-- AVAILABLE DATA --
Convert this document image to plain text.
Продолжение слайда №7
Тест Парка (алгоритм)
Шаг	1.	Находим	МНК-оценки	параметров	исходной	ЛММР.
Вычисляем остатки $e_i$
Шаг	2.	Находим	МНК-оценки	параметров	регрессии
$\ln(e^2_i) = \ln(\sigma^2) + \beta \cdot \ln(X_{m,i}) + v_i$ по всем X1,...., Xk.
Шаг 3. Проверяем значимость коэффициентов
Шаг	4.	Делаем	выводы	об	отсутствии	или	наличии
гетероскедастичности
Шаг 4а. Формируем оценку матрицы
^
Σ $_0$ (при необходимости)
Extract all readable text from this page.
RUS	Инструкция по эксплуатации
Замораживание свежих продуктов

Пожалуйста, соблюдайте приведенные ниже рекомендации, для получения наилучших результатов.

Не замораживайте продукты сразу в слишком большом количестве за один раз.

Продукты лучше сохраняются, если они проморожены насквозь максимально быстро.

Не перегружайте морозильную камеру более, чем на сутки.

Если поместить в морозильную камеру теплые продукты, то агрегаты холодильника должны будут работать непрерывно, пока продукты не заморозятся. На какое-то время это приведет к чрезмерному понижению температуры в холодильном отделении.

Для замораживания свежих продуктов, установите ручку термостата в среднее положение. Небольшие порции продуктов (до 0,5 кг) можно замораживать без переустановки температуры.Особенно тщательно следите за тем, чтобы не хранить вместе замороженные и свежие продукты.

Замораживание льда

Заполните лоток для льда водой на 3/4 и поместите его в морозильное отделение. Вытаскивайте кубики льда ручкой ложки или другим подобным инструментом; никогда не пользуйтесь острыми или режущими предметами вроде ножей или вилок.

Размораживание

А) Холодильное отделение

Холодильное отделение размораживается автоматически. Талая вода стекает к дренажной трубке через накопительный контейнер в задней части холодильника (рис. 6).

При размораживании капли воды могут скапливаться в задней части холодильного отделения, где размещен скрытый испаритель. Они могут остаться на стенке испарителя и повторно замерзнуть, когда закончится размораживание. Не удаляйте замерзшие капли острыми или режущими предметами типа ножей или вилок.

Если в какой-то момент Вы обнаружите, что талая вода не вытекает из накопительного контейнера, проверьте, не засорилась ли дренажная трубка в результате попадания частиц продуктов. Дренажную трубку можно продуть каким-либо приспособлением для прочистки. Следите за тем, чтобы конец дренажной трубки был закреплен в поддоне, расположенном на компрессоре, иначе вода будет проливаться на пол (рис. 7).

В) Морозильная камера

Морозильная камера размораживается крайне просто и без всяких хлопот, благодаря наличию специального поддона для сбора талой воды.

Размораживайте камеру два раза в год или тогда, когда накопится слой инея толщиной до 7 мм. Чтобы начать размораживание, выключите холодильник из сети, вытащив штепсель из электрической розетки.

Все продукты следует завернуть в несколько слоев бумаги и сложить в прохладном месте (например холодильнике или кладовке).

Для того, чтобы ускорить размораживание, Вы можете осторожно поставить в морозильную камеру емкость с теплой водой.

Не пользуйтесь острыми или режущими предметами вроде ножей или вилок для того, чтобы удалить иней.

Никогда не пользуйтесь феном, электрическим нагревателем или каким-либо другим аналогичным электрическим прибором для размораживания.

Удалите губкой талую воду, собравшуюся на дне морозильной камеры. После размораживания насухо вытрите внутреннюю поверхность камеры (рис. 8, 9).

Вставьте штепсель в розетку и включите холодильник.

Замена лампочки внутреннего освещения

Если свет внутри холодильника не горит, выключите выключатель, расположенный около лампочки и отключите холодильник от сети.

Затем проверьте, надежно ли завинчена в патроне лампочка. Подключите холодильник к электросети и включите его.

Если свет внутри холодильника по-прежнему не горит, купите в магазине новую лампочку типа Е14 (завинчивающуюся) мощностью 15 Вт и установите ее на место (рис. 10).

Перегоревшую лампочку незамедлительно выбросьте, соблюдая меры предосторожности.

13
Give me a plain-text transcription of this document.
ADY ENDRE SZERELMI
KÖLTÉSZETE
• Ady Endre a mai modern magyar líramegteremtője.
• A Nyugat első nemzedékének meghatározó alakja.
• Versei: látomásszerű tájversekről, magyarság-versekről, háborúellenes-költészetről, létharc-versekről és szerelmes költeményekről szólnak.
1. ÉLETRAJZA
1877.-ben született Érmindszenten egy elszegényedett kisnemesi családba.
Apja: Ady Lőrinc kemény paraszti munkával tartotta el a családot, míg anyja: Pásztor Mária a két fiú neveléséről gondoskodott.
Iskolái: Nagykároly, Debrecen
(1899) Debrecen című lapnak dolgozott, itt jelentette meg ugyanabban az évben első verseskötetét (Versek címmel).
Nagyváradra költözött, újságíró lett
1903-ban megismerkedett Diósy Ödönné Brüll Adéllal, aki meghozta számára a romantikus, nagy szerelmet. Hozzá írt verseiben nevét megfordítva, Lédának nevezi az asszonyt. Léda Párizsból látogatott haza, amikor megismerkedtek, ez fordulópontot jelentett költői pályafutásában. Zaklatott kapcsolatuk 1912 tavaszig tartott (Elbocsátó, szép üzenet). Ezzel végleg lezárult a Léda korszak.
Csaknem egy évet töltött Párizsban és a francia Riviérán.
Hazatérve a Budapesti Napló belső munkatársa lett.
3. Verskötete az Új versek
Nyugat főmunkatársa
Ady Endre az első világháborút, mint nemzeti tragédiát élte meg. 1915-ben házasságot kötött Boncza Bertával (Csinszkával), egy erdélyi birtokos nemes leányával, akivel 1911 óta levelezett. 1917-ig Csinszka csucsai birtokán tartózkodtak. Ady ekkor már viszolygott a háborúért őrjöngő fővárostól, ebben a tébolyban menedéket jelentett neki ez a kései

---

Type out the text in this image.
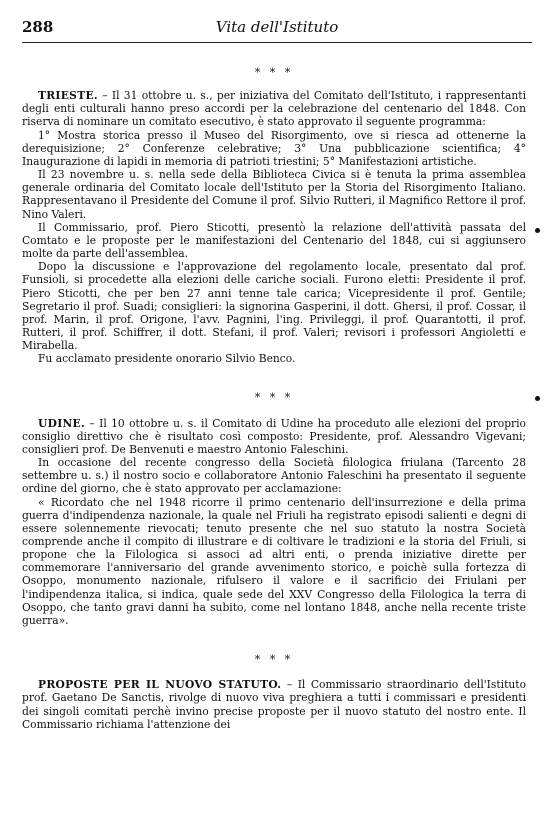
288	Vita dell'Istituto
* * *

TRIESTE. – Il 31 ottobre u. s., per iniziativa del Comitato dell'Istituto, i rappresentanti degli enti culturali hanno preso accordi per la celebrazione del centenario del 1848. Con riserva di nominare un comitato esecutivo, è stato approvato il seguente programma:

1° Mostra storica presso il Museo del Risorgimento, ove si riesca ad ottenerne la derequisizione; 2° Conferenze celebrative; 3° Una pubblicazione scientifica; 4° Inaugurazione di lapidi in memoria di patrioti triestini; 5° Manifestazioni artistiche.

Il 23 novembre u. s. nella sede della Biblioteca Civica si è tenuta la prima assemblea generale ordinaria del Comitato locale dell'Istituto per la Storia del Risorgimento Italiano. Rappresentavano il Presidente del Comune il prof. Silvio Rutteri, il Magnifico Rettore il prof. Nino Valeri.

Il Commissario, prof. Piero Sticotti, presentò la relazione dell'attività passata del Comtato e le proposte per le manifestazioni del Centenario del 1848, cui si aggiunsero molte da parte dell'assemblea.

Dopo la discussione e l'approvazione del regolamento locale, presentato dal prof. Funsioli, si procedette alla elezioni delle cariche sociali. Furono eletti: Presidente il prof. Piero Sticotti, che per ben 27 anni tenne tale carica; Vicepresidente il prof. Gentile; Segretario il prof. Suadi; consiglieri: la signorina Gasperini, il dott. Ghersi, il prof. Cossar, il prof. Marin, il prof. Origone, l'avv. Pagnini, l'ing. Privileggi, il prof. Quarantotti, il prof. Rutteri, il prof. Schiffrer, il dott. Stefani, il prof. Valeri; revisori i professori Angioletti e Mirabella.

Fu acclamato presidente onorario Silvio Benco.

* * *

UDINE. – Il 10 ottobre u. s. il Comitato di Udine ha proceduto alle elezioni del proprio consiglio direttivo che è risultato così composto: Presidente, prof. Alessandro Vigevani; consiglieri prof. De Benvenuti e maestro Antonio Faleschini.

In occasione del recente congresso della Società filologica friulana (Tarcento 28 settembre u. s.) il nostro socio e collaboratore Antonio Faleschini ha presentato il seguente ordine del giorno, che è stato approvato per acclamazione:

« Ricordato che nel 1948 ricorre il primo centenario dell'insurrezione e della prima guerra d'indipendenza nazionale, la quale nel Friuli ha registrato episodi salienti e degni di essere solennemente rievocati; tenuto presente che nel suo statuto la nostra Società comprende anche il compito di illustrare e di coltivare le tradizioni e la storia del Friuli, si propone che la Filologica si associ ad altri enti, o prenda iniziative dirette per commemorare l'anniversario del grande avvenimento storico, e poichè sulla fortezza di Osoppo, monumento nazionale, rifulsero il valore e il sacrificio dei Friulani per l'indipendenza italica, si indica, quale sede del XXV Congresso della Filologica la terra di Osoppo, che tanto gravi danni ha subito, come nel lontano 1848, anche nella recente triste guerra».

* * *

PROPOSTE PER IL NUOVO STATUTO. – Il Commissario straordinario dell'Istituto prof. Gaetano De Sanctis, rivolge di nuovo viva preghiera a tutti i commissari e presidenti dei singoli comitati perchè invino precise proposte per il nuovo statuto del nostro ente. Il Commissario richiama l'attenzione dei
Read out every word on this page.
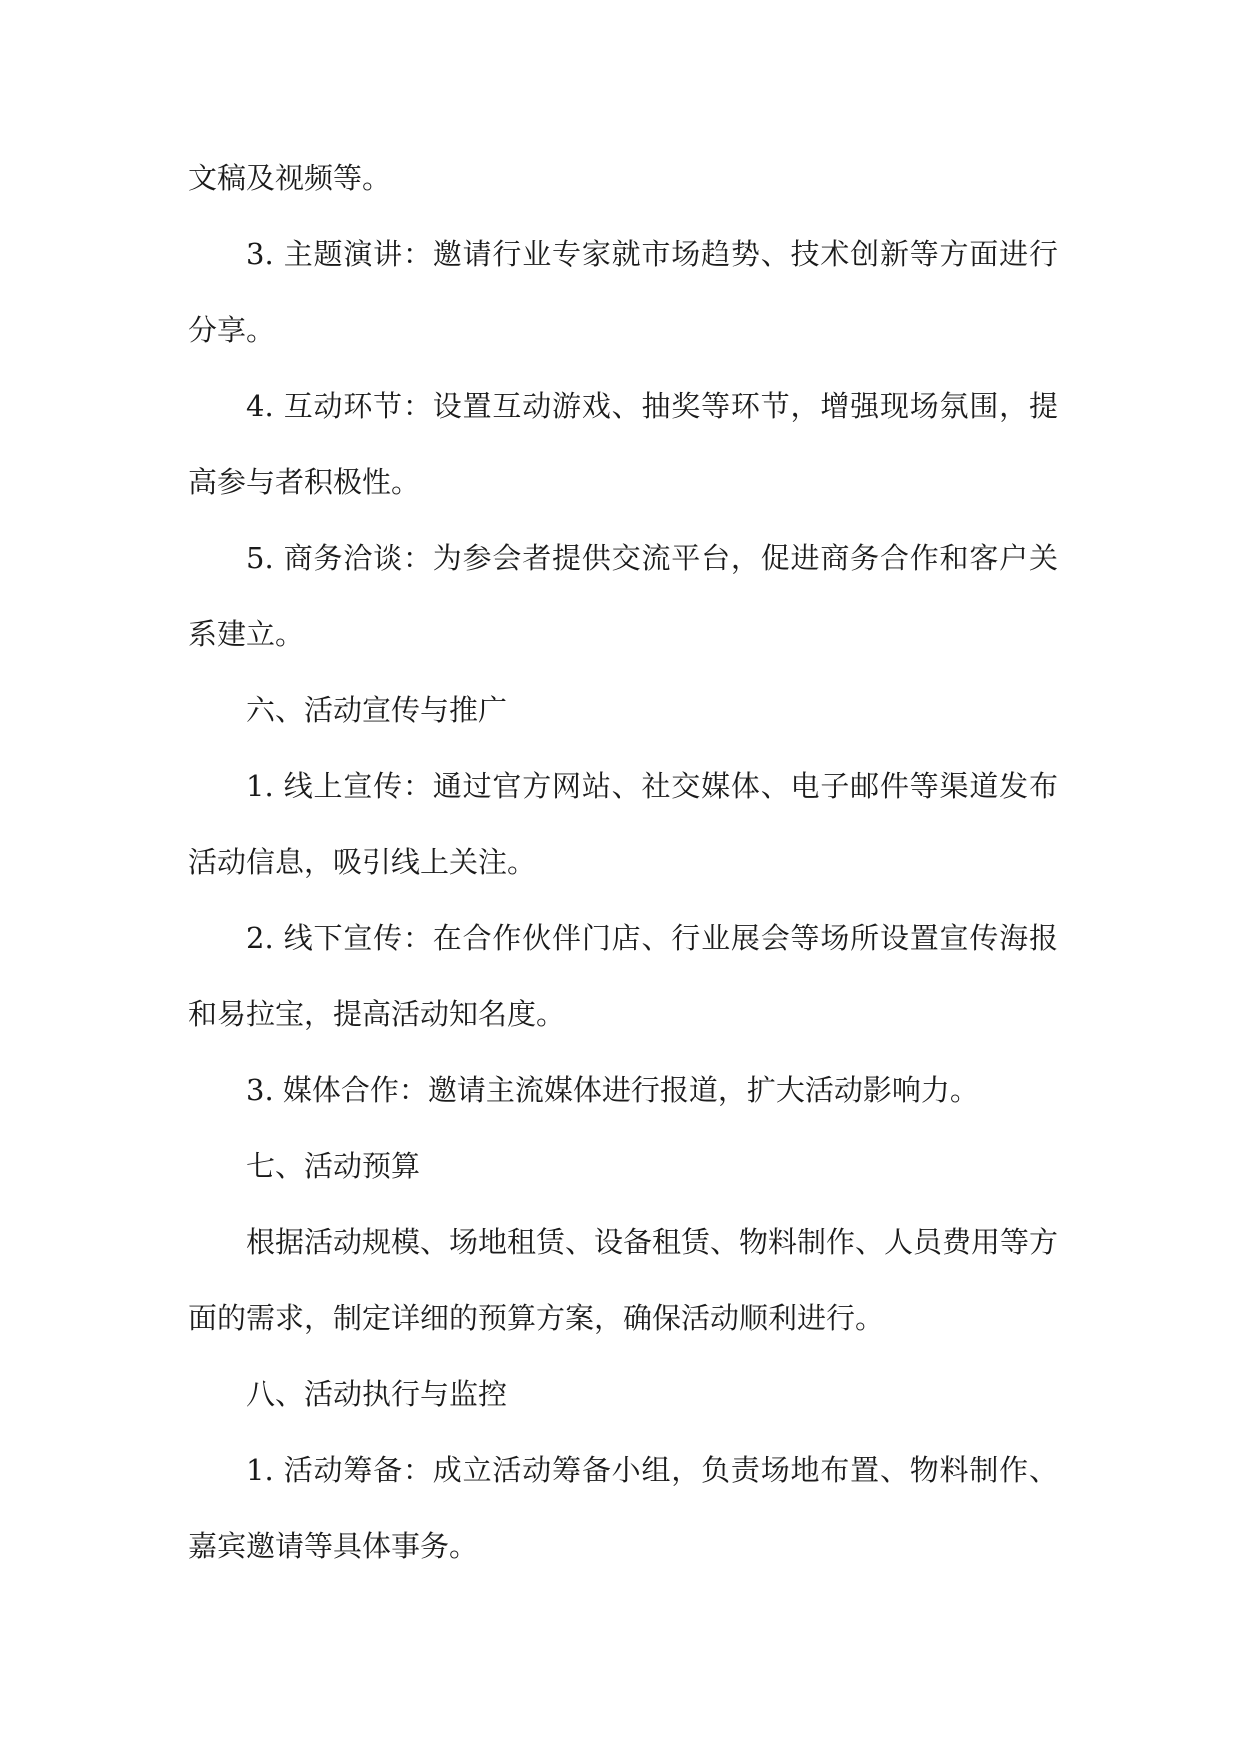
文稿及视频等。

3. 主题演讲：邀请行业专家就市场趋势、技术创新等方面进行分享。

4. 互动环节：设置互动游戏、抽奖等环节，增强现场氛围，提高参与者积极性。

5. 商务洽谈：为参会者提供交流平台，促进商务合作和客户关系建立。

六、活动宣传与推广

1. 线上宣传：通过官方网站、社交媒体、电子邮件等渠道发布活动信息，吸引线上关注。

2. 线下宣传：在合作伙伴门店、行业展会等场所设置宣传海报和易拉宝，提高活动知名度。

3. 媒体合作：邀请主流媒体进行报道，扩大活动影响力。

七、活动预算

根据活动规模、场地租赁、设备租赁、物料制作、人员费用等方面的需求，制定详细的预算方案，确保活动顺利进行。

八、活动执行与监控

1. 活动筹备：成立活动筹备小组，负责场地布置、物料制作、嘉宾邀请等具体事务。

==

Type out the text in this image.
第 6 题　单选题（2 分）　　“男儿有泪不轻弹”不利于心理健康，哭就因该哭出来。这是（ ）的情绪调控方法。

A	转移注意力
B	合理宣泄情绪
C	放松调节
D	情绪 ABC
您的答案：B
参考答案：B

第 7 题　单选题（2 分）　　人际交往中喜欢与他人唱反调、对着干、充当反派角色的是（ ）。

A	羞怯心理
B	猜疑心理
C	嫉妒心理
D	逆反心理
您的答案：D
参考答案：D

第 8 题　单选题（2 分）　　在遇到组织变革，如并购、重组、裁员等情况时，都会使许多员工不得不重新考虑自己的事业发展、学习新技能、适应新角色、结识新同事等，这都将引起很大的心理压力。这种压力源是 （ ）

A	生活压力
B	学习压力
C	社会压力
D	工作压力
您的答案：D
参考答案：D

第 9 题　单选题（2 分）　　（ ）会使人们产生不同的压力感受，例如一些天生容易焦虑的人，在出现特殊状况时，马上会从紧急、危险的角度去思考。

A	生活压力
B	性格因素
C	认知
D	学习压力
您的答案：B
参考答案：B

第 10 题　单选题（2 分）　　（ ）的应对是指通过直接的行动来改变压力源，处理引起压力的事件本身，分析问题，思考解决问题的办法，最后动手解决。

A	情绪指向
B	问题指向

-- AIM --
Using the listing above, show each line holding the string "параметров".

-- WORKED ANSWER --
Шаг	1.	Находим	МНК-оценки	параметров	исходной	ЛММР.
Шаг	2.	Находим	МНК-оценки	параметров	регрессии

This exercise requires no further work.